What follows is a listing to be transcribed exactly.
+++ Data records
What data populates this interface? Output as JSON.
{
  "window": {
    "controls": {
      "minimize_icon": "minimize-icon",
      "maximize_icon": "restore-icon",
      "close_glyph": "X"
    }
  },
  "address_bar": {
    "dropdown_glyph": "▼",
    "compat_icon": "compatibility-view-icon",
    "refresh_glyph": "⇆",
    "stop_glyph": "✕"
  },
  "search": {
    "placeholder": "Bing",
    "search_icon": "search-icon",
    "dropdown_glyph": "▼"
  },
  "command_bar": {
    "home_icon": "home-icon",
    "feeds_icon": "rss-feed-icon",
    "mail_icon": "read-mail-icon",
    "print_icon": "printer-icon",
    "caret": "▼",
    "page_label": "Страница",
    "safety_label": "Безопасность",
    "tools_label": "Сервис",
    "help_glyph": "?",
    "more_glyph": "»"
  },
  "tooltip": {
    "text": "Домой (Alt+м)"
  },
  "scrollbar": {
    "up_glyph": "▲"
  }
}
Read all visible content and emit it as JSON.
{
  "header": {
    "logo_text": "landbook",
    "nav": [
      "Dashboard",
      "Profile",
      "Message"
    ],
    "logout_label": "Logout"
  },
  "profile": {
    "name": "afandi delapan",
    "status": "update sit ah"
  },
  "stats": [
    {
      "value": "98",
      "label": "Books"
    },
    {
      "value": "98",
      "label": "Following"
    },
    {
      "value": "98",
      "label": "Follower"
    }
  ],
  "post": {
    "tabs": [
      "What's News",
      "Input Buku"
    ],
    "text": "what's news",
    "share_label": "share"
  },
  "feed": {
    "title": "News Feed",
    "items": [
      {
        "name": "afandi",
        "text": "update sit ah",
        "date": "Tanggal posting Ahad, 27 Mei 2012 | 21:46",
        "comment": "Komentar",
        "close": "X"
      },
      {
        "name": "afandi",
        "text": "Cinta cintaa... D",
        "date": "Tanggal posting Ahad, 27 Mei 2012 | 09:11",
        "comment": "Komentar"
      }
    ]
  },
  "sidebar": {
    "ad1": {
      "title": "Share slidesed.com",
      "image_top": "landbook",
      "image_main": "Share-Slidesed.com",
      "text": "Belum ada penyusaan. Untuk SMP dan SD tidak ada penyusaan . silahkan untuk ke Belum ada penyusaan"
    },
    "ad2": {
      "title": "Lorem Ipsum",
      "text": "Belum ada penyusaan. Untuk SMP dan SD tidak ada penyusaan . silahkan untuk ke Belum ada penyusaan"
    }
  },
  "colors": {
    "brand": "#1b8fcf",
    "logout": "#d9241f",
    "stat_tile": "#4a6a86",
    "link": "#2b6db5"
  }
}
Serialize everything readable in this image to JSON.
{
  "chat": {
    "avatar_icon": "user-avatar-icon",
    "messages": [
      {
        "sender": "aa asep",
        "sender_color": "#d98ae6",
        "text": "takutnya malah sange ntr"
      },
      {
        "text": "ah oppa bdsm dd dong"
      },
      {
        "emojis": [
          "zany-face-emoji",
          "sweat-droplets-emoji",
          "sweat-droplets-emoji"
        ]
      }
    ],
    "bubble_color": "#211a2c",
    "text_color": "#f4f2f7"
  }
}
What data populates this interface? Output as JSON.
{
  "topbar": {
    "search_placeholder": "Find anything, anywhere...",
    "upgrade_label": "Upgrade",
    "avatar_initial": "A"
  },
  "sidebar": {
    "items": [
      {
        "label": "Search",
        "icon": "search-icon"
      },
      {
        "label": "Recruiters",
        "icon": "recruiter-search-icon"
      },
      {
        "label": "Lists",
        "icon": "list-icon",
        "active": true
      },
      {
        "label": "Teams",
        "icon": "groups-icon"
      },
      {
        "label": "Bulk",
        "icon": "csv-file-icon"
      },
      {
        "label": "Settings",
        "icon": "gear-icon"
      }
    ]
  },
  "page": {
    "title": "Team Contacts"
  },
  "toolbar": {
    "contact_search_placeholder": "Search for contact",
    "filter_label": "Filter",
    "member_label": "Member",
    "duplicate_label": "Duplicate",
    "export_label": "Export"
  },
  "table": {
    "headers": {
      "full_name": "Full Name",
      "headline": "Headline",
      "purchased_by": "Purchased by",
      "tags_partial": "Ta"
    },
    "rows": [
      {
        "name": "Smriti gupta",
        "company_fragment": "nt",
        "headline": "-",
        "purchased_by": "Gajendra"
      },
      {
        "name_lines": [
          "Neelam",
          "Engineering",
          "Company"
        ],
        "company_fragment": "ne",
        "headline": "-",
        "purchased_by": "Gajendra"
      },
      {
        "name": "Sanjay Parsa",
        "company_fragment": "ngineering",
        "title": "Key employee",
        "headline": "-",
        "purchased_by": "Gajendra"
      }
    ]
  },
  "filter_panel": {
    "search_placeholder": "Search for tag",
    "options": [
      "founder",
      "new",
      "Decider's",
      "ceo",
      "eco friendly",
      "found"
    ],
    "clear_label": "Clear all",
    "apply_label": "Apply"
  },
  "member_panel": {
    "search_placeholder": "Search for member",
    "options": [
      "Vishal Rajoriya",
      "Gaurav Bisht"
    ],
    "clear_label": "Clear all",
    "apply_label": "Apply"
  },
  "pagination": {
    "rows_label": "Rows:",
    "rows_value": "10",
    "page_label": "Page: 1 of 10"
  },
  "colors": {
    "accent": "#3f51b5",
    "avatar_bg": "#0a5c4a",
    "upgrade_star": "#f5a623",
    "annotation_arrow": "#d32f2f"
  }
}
++++++
### Correct response:
What data populates this interface? Output as JSON.
{
  "window": {
    "controls": {
      "minimize_icon": "minimize-icon",
      "maximize_icon": "restore-icon",
      "close_glyph": "X"
    }
  },
  "address_bar": {
    "dropdown_glyph": "▼",
    "compat_icon": "compatibility-view-icon",
    "refresh_glyph": "⇆",
    "stop_glyph": "✕"
  },
  "search": {
    "placeholder": "Bing",
    "search_icon": "search-icon",
    "dropdown_glyph": "▼"
  },
  "command_bar": {
    "home_icon": "home-icon",
    "feeds_icon": "rss-feed-icon",
    "mail_icon": "read-mail-icon",
    "print_icon": "printer-icon",
    "caret": "▼",
    "page_label": "Страница",
    "safety_label": "Безопасность",
    "tools_label": "Сервис",
    "help_glyph": "?",
    "more_glyph": "»"
  },
  "tooltip": {
    "text": "Домой (Alt+м)"
  },
  "scrollbar": {
    "up_glyph": "▲"
  }
}
Read all visible content and emit it as JSON.
{
  "header": {
    "logo_text": "landbook",
    "nav": [
      "Dashboard",
      "Profile",
      "Message"
    ],
    "logout_label": "Logout"
  },
  "profile": {
    "name": "afandi delapan",
    "status": "update sit ah"
  },
  "stats": [
    {
      "value": "98",
      "label": "Books"
    },
    {
      "value": "98",
      "label": "Following"
    },
    {
      "value": "98",
      "label": "Follower"
    }
  ],
  "post": {
    "tabs": [
      "What's News",
      "Input Buku"
    ],
    "text": "what's news",
    "share_label": "share"
  },
  "feed": {
    "title": "News Feed",
    "items": [
      {
        "name": "afandi",
        "text": "update sit ah",
        "date": "Tanggal posting Ahad, 27 Mei 2012 | 21:46",
        "comment": "Komentar",
        "close": "X"
      },
      {
        "name": "afandi",
        "text": "Cinta cintaa... D",
        "date": "Tanggal posting Ahad, 27 Mei 2012 | 09:11",
        "comment": "Komentar"
      }
    ]
  },
  "sidebar": {
    "ad1": {
      "title": "Share slidesed.com",
      "image_top": "landbook",
      "image_main": "Share-Slidesed.com",
      "text": "Belum ada penyusaan. Untuk SMP dan SD tidak ada penyusaan . silahkan untuk ke Belum ada penyusaan"
    },
    "ad2": {
      "title": "Lorem Ipsum",
      "text": "Belum ada penyusaan. Untuk SMP dan SD tidak ada penyusaan . silahkan untuk ke Belum ada penyusaan"
    }
  },
  "colors": {
    "brand": "#1b8fcf",
    "logout": "#d9241f",
    "stat_tile": "#4a6a86",
    "link": "#2b6db5"
  }
}
Serialize everything readable in this image to JSON.
{
  "chat": {
    "avatar_icon": "user-avatar-icon",
    "messages": [
      {
        "sender": "aa asep",
        "sender_color": "#d98ae6",
        "text": "takutnya malah sange ntr"
      },
      {
        "text": "ah oppa bdsm dd dong"
      },
      {
        "emojis": [
          "zany-face-emoji",
          "sweat-droplets-emoji",
          "sweat-droplets-emoji"
        ]
      }
    ],
    "bubble_color": "#211a2c",
    "text_color": "#f4f2f7"
  }
}
What data populates this interface? Output as JSON.
{
  "topbar": {
    "search_placeholder": "Find anything, anywhere...",
    "upgrade_label": "Upgrade",
    "avatar_initial": "A"
  },
  "sidebar": {
    "items": [
      {
        "label": "Search",
        "icon": "search-icon"
      },
      {
        "label": "Recruiters",
        "icon": "recruiter-search-icon"
      },
      {
        "label": "Lists",
        "icon": "list-icon",
        "active": true
      },
      {
        "label": "Teams",
        "icon": "groups-icon"
      },
      {
        "label": "Bulk",
        "icon": "csv-file-icon"
      },
      {
        "label": "Settings",
        "icon": "gear-icon"
      }
    ]
  },
  "page": {
    "title": "Team Contacts"
  },
  "toolbar": {
    "contact_search_placeholder": "Search for contact",
    "filter_label": "Filter",
    "member_label": "Member",
    "duplicate_label": "Duplicate",
    "export_label": "Export"
  },
  "table": {
    "headers": {
      "full_name": "Full Name",
      "headline": "Headline",
      "purchased_by": "Purchased by",
      "tags_partial": "Ta"
    },
    "rows": [
      {
        "name": "Smriti gupta",
        "company_fragment": "nt",
        "headline": "-",
        "purchased_by": "Gajendra"
      },
      {
        "name_lines": [
          "Neelam",
          "Engineering",
          "Company"
        ],
        "company_fragment": "ne",
        "headline": "-",
        "purchased_by": "Gajendra"
      },
      {
        "name": "Sanjay Parsa",
        "company_fragment": "ngineering",
        "title": "Key employee",
        "headline": "-",
        "purchased_by": "Gajendra"
      }
    ]
  },
  "filter_panel": {
    "search_placeholder": "Search for tag",
    "options": [
      "founder",
      "new",
      "Decider's",
      "ceo",
      "eco friendly",
      "found"
    ],
    "clear_label": "Clear all",
    "apply_label": "Apply"
  },
  "member_panel": {
    "search_placeholder": "Search for member",
    "options": [
      "Vishal Rajoriya",
      "Gaurav Bisht"
    ],
    "clear_label": "Clear all",
    "apply_label": "Apply"
  },
  "pagination": {
    "rows_label": "Rows:",
    "rows_value": "10",
    "page_label": "Page: 1 of 10"
  },
  "colors": {
    "accent": "#3f51b5",
    "avatar_bg": "#0a5c4a",
    "upgrade_star": "#f5a623",
    "annotation_arrow": "#d32f2f"
  }
}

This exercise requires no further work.